*SET EXERCISE*: Copy each entry as it stands, leaving nothing out.

# start of EXCERPTED DATA

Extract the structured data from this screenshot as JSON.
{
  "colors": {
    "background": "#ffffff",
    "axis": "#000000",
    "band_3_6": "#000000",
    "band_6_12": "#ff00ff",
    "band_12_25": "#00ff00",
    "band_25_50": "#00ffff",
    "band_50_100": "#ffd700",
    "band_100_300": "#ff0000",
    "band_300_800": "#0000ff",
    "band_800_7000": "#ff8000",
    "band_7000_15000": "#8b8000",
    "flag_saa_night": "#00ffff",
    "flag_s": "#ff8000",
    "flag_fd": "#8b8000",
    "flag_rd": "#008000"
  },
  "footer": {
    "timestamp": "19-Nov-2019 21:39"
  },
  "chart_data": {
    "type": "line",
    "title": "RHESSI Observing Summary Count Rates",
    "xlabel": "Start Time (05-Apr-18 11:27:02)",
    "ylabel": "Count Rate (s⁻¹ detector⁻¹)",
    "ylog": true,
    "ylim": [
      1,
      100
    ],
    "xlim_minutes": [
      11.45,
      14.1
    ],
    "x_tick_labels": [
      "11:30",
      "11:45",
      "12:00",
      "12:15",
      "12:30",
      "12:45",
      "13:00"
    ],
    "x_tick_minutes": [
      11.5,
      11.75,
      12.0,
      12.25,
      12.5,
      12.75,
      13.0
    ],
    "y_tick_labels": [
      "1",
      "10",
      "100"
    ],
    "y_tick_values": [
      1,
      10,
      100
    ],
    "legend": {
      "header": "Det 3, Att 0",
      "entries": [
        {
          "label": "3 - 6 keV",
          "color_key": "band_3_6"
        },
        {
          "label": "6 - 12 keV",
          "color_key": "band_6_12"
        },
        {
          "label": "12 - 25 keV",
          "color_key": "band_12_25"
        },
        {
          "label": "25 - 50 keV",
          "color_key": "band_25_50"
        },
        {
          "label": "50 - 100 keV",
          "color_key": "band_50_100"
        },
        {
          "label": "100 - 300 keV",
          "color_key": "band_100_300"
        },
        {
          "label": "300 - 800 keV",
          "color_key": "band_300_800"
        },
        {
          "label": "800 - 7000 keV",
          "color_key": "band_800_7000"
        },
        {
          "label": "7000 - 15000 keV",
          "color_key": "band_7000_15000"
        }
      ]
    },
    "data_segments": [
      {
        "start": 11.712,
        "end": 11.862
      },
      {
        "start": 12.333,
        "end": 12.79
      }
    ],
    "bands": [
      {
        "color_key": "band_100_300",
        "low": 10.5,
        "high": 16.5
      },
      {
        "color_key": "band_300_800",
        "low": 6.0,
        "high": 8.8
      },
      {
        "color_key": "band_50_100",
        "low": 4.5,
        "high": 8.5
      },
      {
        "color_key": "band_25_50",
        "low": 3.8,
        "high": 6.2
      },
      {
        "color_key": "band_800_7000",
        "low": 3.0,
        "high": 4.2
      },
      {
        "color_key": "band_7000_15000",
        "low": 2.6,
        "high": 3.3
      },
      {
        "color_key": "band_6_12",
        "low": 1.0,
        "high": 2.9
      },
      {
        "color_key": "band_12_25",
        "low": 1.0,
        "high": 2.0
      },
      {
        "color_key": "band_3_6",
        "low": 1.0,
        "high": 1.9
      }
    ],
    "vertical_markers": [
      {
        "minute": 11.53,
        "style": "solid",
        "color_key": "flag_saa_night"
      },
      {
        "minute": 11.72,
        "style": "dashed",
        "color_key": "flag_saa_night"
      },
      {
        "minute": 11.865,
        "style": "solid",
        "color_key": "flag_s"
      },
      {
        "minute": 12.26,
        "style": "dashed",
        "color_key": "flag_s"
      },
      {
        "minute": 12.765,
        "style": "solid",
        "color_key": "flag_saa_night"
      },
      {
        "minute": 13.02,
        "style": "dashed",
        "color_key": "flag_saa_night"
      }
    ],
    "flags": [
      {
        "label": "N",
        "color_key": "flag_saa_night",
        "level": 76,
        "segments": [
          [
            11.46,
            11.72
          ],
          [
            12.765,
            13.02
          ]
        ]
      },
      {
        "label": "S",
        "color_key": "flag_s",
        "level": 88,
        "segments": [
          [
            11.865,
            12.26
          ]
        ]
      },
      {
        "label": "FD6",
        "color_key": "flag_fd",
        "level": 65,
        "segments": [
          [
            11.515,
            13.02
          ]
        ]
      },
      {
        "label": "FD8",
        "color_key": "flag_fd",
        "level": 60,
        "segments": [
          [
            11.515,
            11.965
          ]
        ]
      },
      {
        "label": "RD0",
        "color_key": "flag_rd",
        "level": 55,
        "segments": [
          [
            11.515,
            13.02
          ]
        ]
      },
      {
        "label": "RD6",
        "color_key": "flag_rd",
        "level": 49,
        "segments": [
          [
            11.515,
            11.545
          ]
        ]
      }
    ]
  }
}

# end of EXCERPTED DATA

*COMPLETE OUTPUT*:
Extract the structured data from this screenshot as JSON.
{
  "colors": {
    "background": "#ffffff",
    "axis": "#000000",
    "band_3_6": "#000000",
    "band_6_12": "#ff00ff",
    "band_12_25": "#00ff00",
    "band_25_50": "#00ffff",
    "band_50_100": "#ffd700",
    "band_100_300": "#ff0000",
    "band_300_800": "#0000ff",
    "band_800_7000": "#ff8000",
    "band_7000_15000": "#8b8000",
    "flag_saa_night": "#00ffff",
    "flag_s": "#ff8000",
    "flag_fd": "#8b8000",
    "flag_rd": "#008000"
  },
  "footer": {
    "timestamp": "19-Nov-2019 21:39"
  },
  "chart_data": {
    "type": "line",
    "title": "RHESSI Observing Summary Count Rates",
    "xlabel": "Start Time (05-Apr-18 11:27:02)",
    "ylabel": "Count Rate (s⁻¹ detector⁻¹)",
    "ylog": true,
    "ylim": [
      1,
      100
    ],
    "xlim_minutes": [
      11.45,
      14.1
    ],
    "x_tick_labels": [
      "11:30",
      "11:45",
      "12:00",
      "12:15",
      "12:30",
      "12:45",
      "13:00"
    ],
    "x_tick_minutes": [
      11.5,
      11.75,
      12.0,
      12.25,
      12.5,
      12.75,
      13.0
    ],
    "y_tick_labels": [
      "1",
      "10",
      "100"
    ],
    "y_tick_values": [
      1,
      10,
      100
    ],
    "legend": {
      "header": "Det 3, Att 0",
      "entries": [
        {
          "label": "3 - 6 keV",
          "color_key": "band_3_6"
        },
        {
          "label": "6 - 12 keV",
          "color_key": "band_6_12"
        },
        {
          "label": "12 - 25 keV",
          "color_key": "band_12_25"
        },
        {
          "label": "25 - 50 keV",
          "color_key": "band_25_50"
        },
        {
          "label": "50 - 100 keV",
          "color_key": "band_50_100"
        },
        {
          "label": "100 - 300 keV",
          "color_key": "band_100_300"
        },
        {
          "label": "300 - 800 keV",
          "color_key": "band_300_800"
        },
        {
          "label": "800 - 7000 keV",
          "color_key": "band_800_7000"
        },
        {
          "label": "7000 - 15000 keV",
          "color_key": "band_7000_15000"
        }
      ]
    },
    "data_segments": [
      {
        "start": 11.712,
        "end": 11.862
      },
      {
        "start": 12.333,
        "end": 12.79
      }
    ],
    "bands": [
      {
        "color_key": "band_100_300",
        "low": 10.5,
        "high": 16.5
      },
      {
        "color_key": "band_300_800",
        "low": 6.0,
        "high": 8.8
      },
      {
        "color_key": "band_50_100",
        "low": 4.5,
        "high": 8.5
      },
      {
        "color_key": "band_25_50",
        "low": 3.8,
        "high": 6.2
      },
      {
        "color_key": "band_800_7000",
        "low": 3.0,
        "high": 4.2
      },
      {
        "color_key": "band_7000_15000",
        "low": 2.6,
        "high": 3.3
      },
      {
        "color_key": "band_6_12",
        "low": 1.0,
        "high": 2.9
      },
      {
        "color_key": "band_12_25",
        "low": 1.0,
        "high": 2.0
      },
      {
        "color_key": "band_3_6",
        "low": 1.0,
        "high": 1.9
      }
    ],
    "vertical_markers": [
      {
        "minute": 11.53,
        "style": "solid",
        "color_key": "flag_saa_night"
      },
      {
        "minute": 11.72,
        "style": "dashed",
        "color_key": "flag_saa_night"
      },
      {
        "minute": 11.865,
        "style": "solid",
        "color_key": "flag_s"
      },
      {
        "minute": 12.26,
        "style": "dashed",
        "color_key": "flag_s"
      },
      {
        "minute": 12.765,
        "style": "solid",
        "color_key": "flag_saa_night"
      },
      {
        "minute": 13.02,
        "style": "dashed",
        "color_key": "flag_saa_night"
      }
    ],
    "flags": [
      {
        "label": "N",
        "color_key": "flag_saa_night",
        "level": 76,
        "segments": [
          [
            11.46,
            11.72
          ],
          [
            12.765,
            13.02
          ]
        ]
      },
      {
        "label": "S",
        "color_key": "flag_s",
        "level": 88,
        "segments": [
          [
            11.865,
            12.26
          ]
        ]
      },
      {
        "label": "FD6",
        "color_key": "flag_fd",
        "level": 65,
        "segments": [
          [
            11.515,
            13.02
          ]
        ]
      },
      {
        "label": "FD8",
        "color_key": "flag_fd",
        "level": 60,
        "segments": [
          [
            11.515,
            11.965
          ]
        ]
      },
      {
        "label": "RD0",
        "color_key": "flag_rd",
        "level": 55,
        "segments": [
          [
            11.515,
            13.02
          ]
        ]
      },
      {
        "label": "RD6",
        "color_key": "flag_rd",
        "level": 49,
        "segments": [
          [
            11.515,
            11.545
          ]
        ]
      }
    ]
  }
}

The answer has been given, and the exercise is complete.